Transcribe the records below exactly as they appear.

Collected data
--------------------------------------------------

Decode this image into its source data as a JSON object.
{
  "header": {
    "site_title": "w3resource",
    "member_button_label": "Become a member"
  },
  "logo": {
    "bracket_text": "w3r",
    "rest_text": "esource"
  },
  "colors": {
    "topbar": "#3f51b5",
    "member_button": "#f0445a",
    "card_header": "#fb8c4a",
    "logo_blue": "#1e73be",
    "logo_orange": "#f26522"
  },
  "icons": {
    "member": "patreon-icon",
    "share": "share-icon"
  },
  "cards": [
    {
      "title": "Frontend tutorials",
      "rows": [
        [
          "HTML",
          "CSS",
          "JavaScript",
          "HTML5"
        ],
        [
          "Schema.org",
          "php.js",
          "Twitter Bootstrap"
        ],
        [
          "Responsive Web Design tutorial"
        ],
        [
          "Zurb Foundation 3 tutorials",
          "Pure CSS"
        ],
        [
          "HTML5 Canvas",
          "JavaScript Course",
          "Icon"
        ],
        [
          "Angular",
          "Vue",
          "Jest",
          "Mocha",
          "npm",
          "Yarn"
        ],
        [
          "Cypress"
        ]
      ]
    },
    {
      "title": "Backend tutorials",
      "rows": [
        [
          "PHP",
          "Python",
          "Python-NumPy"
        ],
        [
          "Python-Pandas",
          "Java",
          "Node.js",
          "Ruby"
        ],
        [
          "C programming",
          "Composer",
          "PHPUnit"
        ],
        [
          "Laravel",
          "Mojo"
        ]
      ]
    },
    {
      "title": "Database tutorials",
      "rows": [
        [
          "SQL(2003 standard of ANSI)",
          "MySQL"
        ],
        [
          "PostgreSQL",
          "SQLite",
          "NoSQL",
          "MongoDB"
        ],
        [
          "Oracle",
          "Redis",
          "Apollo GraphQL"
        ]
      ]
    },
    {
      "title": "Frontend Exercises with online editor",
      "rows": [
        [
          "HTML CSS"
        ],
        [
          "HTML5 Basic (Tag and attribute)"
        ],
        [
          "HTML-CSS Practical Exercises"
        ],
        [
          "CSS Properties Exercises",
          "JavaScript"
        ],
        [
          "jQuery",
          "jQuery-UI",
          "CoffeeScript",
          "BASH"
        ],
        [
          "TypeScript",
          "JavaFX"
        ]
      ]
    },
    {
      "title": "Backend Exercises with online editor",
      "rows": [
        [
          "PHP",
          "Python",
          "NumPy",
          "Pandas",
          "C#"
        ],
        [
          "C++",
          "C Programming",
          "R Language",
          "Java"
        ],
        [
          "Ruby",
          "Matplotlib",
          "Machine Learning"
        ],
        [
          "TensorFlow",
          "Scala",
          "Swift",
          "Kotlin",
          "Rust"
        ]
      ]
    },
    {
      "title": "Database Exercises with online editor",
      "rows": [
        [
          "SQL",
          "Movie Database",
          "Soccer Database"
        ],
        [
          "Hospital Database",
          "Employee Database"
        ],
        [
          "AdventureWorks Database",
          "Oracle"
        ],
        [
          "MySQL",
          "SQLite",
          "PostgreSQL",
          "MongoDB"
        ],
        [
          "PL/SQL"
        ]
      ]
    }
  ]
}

--------------------------------------------------

COMPLETED TASK
Decode this image into its source data as a JSON object.
{
  "header": {
    "site_title": "w3resource",
    "member_button_label": "Become a member"
  },
  "logo": {
    "bracket_text": "w3r",
    "rest_text": "esource"
  },
  "colors": {
    "topbar": "#3f51b5",
    "member_button": "#f0445a",
    "card_header": "#fb8c4a",
    "logo_blue": "#1e73be",
    "logo_orange": "#f26522"
  },
  "icons": {
    "member": "patreon-icon",
    "share": "share-icon"
  },
  "cards": [
    {
      "title": "Frontend tutorials",
      "rows": [
        [
          "HTML",
          "CSS",
          "JavaScript",
          "HTML5"
        ],
        [
          "Schema.org",
          "php.js",
          "Twitter Bootstrap"
        ],
        [
          "Responsive Web Design tutorial"
        ],
        [
          "Zurb Foundation 3 tutorials",
          "Pure CSS"
        ],
        [
          "HTML5 Canvas",
          "JavaScript Course",
          "Icon"
        ],
        [
          "Angular",
          "Vue",
          "Jest",
          "Mocha",
          "npm",
          "Yarn"
        ],
        [
          "Cypress"
        ]
      ]
    },
    {
      "title": "Backend tutorials",
      "rows": [
        [
          "PHP",
          "Python",
          "Python-NumPy"
        ],
        [
          "Python-Pandas",
          "Java",
          "Node.js",
          "Ruby"
        ],
        [
          "C programming",
          "Composer",
          "PHPUnit"
        ],
        [
          "Laravel",
          "Mojo"
        ]
      ]
    },
    {
      "title": "Database tutorials",
      "rows": [
        [
          "SQL(2003 standard of ANSI)",
          "MySQL"
        ],
        [
          "PostgreSQL",
          "SQLite",
          "NoSQL",
          "MongoDB"
        ],
        [
          "Oracle",
          "Redis",
          "Apollo GraphQL"
        ]
      ]
    },
    {
      "title": "Frontend Exercises with online editor",
      "rows": [
        [
          "HTML CSS"
        ],
        [
          "HTML5 Basic (Tag and attribute)"
        ],
        [
          "HTML-CSS Practical Exercises"
        ],
        [
          "CSS Properties Exercises",
          "JavaScript"
        ],
        [
          "jQuery",
          "jQuery-UI",
          "CoffeeScript",
          "BASH"
        ],
        [
          "TypeScript",
          "JavaFX"
        ]
      ]
    },
    {
      "title": "Backend Exercises with online editor",
      "rows": [
        [
          "PHP",
          "Python",
          "NumPy",
          "Pandas",
          "C#"
        ],
        [
          "C++",
          "C Programming",
          "R Language",
          "Java"
        ],
        [
          "Ruby",
          "Matplotlib",
          "Machine Learning"
        ],
        [
          "TensorFlow",
          "Scala",
          "Swift",
          "Kotlin",
          "Rust"
        ]
      ]
    },
    {
      "title": "Database Exercises with online editor",
      "rows": [
        [
          "SQL",
          "Movie Database",
          "Soccer Database"
        ],
        [
          "Hospital Database",
          "Employee Database"
        ],
        [
          "AdventureWorks Database",
          "Oracle"
        ],
        [
          "MySQL",
          "SQLite",
          "PostgreSQL",
          "MongoDB"
        ],
        [
          "PL/SQL"
        ]
      ]
    }
  ]
}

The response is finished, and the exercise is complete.